> [EXERCISE TASK]:
In the material below, identify each line bearing the word "Papertrans". Reproduce those lines.

[GIVEN INFORMATION start]

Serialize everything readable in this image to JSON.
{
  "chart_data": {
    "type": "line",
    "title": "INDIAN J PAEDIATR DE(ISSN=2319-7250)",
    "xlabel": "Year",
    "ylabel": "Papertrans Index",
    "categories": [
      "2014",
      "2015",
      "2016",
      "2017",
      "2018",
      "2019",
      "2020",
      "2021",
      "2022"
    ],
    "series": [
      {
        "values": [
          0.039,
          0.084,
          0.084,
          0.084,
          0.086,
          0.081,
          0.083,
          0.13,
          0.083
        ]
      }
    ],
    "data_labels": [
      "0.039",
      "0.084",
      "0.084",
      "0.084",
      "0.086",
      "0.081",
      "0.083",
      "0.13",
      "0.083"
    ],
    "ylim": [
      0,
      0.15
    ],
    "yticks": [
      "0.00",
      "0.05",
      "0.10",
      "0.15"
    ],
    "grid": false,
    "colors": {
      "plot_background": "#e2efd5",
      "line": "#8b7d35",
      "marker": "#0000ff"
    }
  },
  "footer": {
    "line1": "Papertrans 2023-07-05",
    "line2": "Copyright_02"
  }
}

[GIVEN INFORMATION end]

> [ANSWER FOR THE TASK]:
    "ylabel": "Papertrans Index",
    "line1": "Papertrans 2023-07-05",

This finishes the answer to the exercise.